Prompt:
Exclude all pictures, then copy each of the records exactly as written.

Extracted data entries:
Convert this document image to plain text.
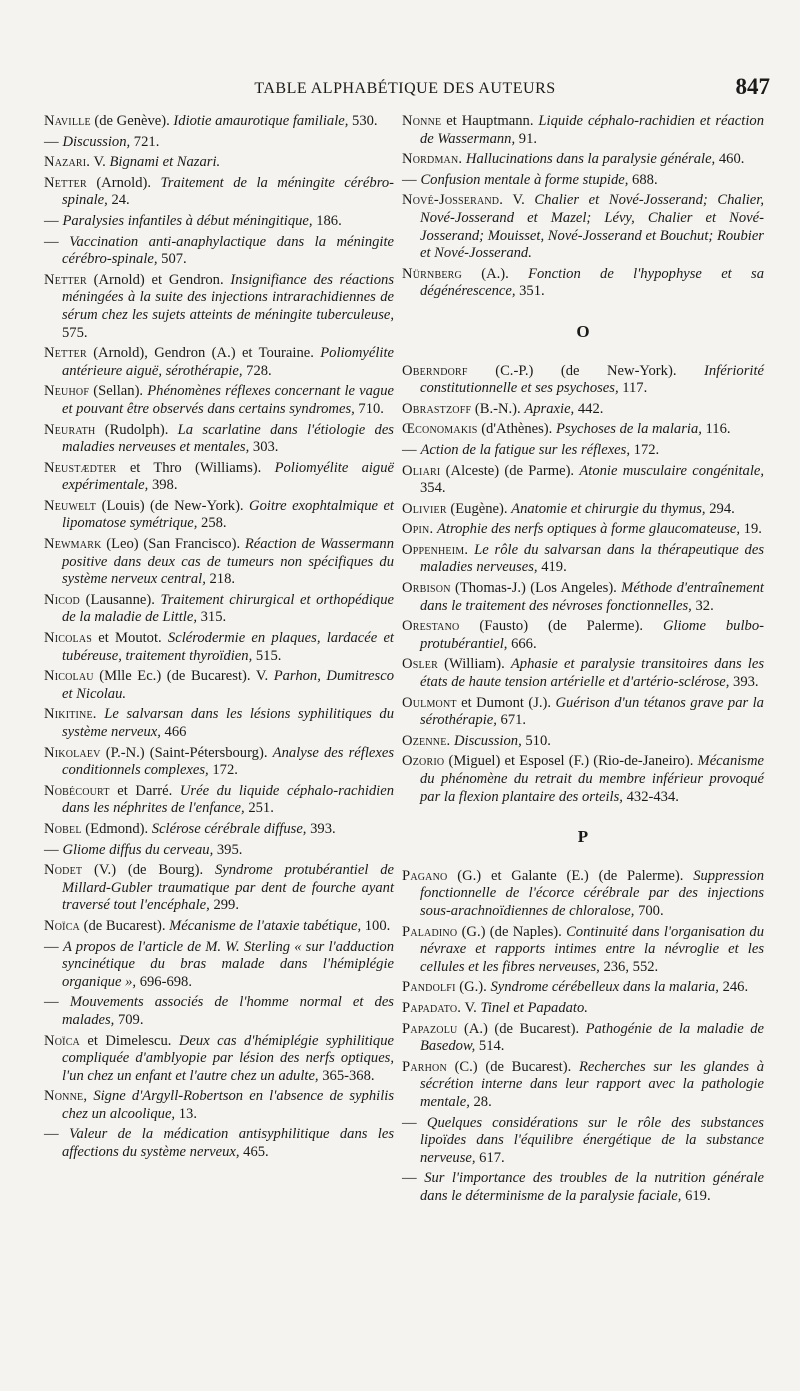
TABLE ALPHABÉTIQUE DES AUTEURS	847
Naville (de Genève). Idiotie amaurotique familiale, 530.
— Discussion, 721.
Nazari. V. Bignami et Nazari.
Netter (Arnold). Traitement de la méningite cérébro-spinale, 24.
— Paralysies infantiles à début méningitique, 186.
— Vaccination anti-anaphylactique dans la méningite cérébro-spinale, 507.
Netter (Arnold) et Gendron. Insignifiance des réactions méningées à la suite des injections intrarachidiennes de sérum chez les sujets atteints de méningite tuberculeuse, 575.
Netter (Arnold), Gendron (A.) et Touraine. Poliomyélite antérieure aiguë, sérothérapie, 728.
Neuhof (Sellan). Phénomènes réflexes concernant le vague et pouvant être observés dans certains syndromes, 710.
Neurath (Rudolph). La scarlatine dans l'étiologie des maladies nerveuses et mentales, 303.
Neustædter et Thro (Williams). Poliomyélite aiguë expérimentale, 398.
Neuwelt (Louis) (de New-York). Goitre exophtalmique et lipomatose symétrique, 258.
Newmark (Leo) (San Francisco). Réaction de Wassermann positive dans deux cas de tumeurs non spécifiques du système nerveux central, 218.
Nicod (Lausanne). Traitement chirurgical et orthopédique de la maladie de Little, 315.
Nicolas et Moutot. Sclérodermie en plaques, lardacée et tubéreuse, traitement thyroïdien, 515.
Nicolau (Mlle Ec.) (de Bucarest). V. Parhon, Dumitresco et Nicolau.
Nikitine. Le salvarsan dans les lésions syphilitiques du système nerveux, 466
Nikolaev (P.-N.) (Saint-Pétersbourg). Analyse des réflexes conditionnels complexes, 172.
Nobécourt et Darré. Urée du liquide céphalo-rachidien dans les néphrites de l'enfance, 251.
Nobel (Edmond). Sclérose cérébrale diffuse, 393.
— Gliome diffus du cerveau, 395.
Nodet (V.) (de Bourg). Syndrome protubérantiel de Millard-Gubler traumatique par dent de fourche ayant traversé tout l'encéphale, 299.
Noïca (de Bucarest). Mécanisme de l'ataxie tabétique, 100.
— A propos de l'article de M. W. Sterling « sur l'adduction syncinétique du bras malade dans l'hémiplégie organique », 696-698.
— Mouvements associés de l'homme normal et des malades, 709.
Noïca et Dimelescu. Deux cas d'hémiplégie syphilitique compliquée d'amblyopie par lésion des nerfs optiques, l'un chez un enfant et l'autre chez un adulte, 365-368.
Nonne, Signe d'Argyll-Robertson en l'absence de syphilis chez un alcoolique, 13.
— Valeur de la médication antisyphilitique dans les affections du système nerveux, 465.
Nonne et Hauptmann. Liquide céphalo-rachidien et réaction de Wassermann, 91.
Nordman. Hallucinations dans la paralysie générale, 460.
— Confusion mentale à forme stupide, 688.
Nové-Josserand. V. Chalier et Nové-Josserand; Chalier, Nové-Josserand et Mazel; Lévy, Chalier et Nové-Josserand; Mouisset, Nové-Josserand et Bouchut; Roubier et Nové-Josserand.
Nürnberg (A.). Fonction de l'hypophyse et sa dégénérescence, 351.
O
Oberndorf (C.-P.) (de New-York). Infériorité constitutionnelle et ses psychoses, 117.
Obrastzoff (B.-N.). Apraxie, 442.
Œconomakis (d'Athènes). Psychoses de la malaria, 116.
— Action de la fatigue sur les réflexes, 172.
Oliari (Alceste) (de Parme). Atonie musculaire congénitale, 354.
Olivier (Eugène). Anatomie et chirurgie du thymus, 294.
Opin. Atrophie des nerfs optiques à forme glaucomateuse, 19.
Oppenheim. Le rôle du salvarsan dans la thérapeutique des maladies nerveuses, 419.
Orbison (Thomas-J.) (Los Angeles). Méthode d'entraînement dans le traitement des névroses fonctionnelles, 32.
Orestano (Fausto) (de Palerme). Gliome bulbo-protubérantiel, 666.
Osler (William). Aphasie et paralysie transitoires dans les états de haute tension artérielle et d'artério-sclérose, 393.
Oulmont et Dumont (J.). Guérison d'un tétanos grave par la sérothérapie, 671.
Ozenne. Discussion, 510.
Ozorio (Miguel) et Esposel (F.) (Rio-de-Janeiro). Mécanisme du phénomène du retrait du membre inférieur provoqué par la flexion plantaire des orteils, 432-434.
P
Pagano (G.) et Galante (E.) (de Palerme). Suppression fonctionnelle de l'écorce cérébrale par des injections sous-arachnoïdiennes de chloralose, 700.
Paladino (G.) (de Naples). Continuité dans l'organisation du névraxe et rapports intimes entre la névroglie et les cellules et les fibres nerveuses, 236, 552.
Pandolfi (G.). Syndrome cérébelleux dans la malaria, 246.
Papadato. V. Tinel et Papadato.
Papazolu (A.) (de Bucarest). Pathogénie de la maladie de Basedow, 514.
Parhon (C.) (de Bucarest). Recherches sur les glandes à sécrétion interne dans leur rapport avec la pathologie mentale, 28.
— Quelques considérations sur le rôle des substances lipoïdes dans l'équilibre énergétique de la substance nerveuse, 617.
— Sur l'importance des troubles de la nutrition générale dans le déterminisme de la paralysie faciale, 619.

Reply:
Convert this document image to plain text.
TABLE ALPHABÉTIQUE DES AUTEURS	847
Naville (de Genève). Idiotie amaurotique familiale, 530.
— Discussion, 721.
Nazari. V. Bignami et Nazari.
Netter (Arnold). Traitement de la méningite cérébro-spinale, 24.
— Paralysies infantiles à début méningitique, 186.
— Vaccination anti-anaphylactique dans la méningite cérébro-spinale, 507.
Netter (Arnold) et Gendron. Insignifiance des réactions méningées à la suite des injections intrarachidiennes de sérum chez les sujets atteints de méningite tuberculeuse, 575.
Netter (Arnold), Gendron (A.) et Touraine. Poliomyélite antérieure aiguë, sérothérapie, 728.
Neuhof (Sellan). Phénomènes réflexes concernant le vague et pouvant être observés dans certains syndromes, 710.
Neurath (Rudolph). La scarlatine dans l'étiologie des maladies nerveuses et mentales, 303.
Neustædter et Thro (Williams). Poliomyélite aiguë expérimentale, 398.
Neuwelt (Louis) (de New-York). Goitre exophtalmique et lipomatose symétrique, 258.
Newmark (Leo) (San Francisco). Réaction de Wassermann positive dans deux cas de tumeurs non spécifiques du système nerveux central, 218.
Nicod (Lausanne). Traitement chirurgical et orthopédique de la maladie de Little, 315.
Nicolas et Moutot. Sclérodermie en plaques, lardacée et tubéreuse, traitement thyroïdien, 515.
Nicolau (Mlle Ec.) (de Bucarest). V. Parhon, Dumitresco et Nicolau.
Nikitine. Le salvarsan dans les lésions syphilitiques du système nerveux, 466
Nikolaev (P.-N.) (Saint-Pétersbourg). Analyse des réflexes conditionnels complexes, 172.
Nobécourt et Darré. Urée du liquide céphalo-rachidien dans les néphrites de l'enfance, 251.
Nobel (Edmond). Sclérose cérébrale diffuse, 393.
— Gliome diffus du cerveau, 395.
Nodet (V.) (de Bourg). Syndrome protubérantiel de Millard-Gubler traumatique par dent de fourche ayant traversé tout l'encéphale, 299.
Noïca (de Bucarest). Mécanisme de l'ataxie tabétique, 100.
— A propos de l'article de M. W. Sterling « sur l'adduction syncinétique du bras malade dans l'hémiplégie organique », 696-698.
— Mouvements associés de l'homme normal et des malades, 709.
Noïca et Dimelescu. Deux cas d'hémiplégie syphilitique compliquée d'amblyopie par lésion des nerfs optiques, l'un chez un enfant et l'autre chez un adulte, 365-368.
Nonne, Signe d'Argyll-Robertson en l'absence de syphilis chez un alcoolique, 13.
— Valeur de la médication antisyphilitique dans les affections du système nerveux, 465.
Nonne et Hauptmann. Liquide céphalo-rachidien et réaction de Wassermann, 91.
Nordman. Hallucinations dans la paralysie générale, 460.
— Confusion mentale à forme stupide, 688.
Nové-Josserand. V. Chalier et Nové-Josserand; Chalier, Nové-Josserand et Mazel; Lévy, Chalier et Nové-Josserand; Mouisset, Nové-Josserand et Bouchut; Roubier et Nové-Josserand.
Nürnberg (A.). Fonction de l'hypophyse et sa dégénérescence, 351.
O
Oberndorf (C.-P.) (de New-York). Infériorité constitutionnelle et ses psychoses, 117.
Obrastzoff (B.-N.). Apraxie, 442.
Œconomakis (d'Athènes). Psychoses de la malaria, 116.
— Action de la fatigue sur les réflexes, 172.
Oliari (Alceste) (de Parme). Atonie musculaire congénitale, 354.
Olivier (Eugène). Anatomie et chirurgie du thymus, 294.
Opin. Atrophie des nerfs optiques à forme glaucomateuse, 19.
Oppenheim. Le rôle du salvarsan dans la thérapeutique des maladies nerveuses, 419.
Orbison (Thomas-J.) (Los Angeles). Méthode d'entraînement dans le traitement des névroses fonctionnelles, 32.
Orestano (Fausto) (de Palerme). Gliome bulbo-protubérantiel, 666.
Osler (William). Aphasie et paralysie transitoires dans les états de haute tension artérielle et d'artério-sclérose, 393.
Oulmont et Dumont (J.). Guérison d'un tétanos grave par la sérothérapie, 671.
Ozenne. Discussion, 510.
Ozorio (Miguel) et Esposel (F.) (Rio-de-Janeiro). Mécanisme du phénomène du retrait du membre inférieur provoqué par la flexion plantaire des orteils, 432-434.
P
Pagano (G.) et Galante (E.) (de Palerme). Suppression fonctionnelle de l'écorce cérébrale par des injections sous-arachnoïdiennes de chloralose, 700.
Paladino (G.) (de Naples). Continuité dans l'organisation du névraxe et rapports intimes entre la névroglie et les cellules et les fibres nerveuses, 236, 552.
Pandolfi (G.). Syndrome cérébelleux dans la malaria, 246.
Papadato. V. Tinel et Papadato.
Papazolu (A.) (de Bucarest). Pathogénie de la maladie de Basedow, 514.
Parhon (C.) (de Bucarest). Recherches sur les glandes à sécrétion interne dans leur rapport avec la pathologie mentale, 28.
— Quelques considérations sur le rôle des substances lipoïdes dans l'équilibre énergétique de la substance nerveuse, 617.
— Sur l'importance des troubles de la nutrition générale dans le déterminisme de la paralysie faciale, 619.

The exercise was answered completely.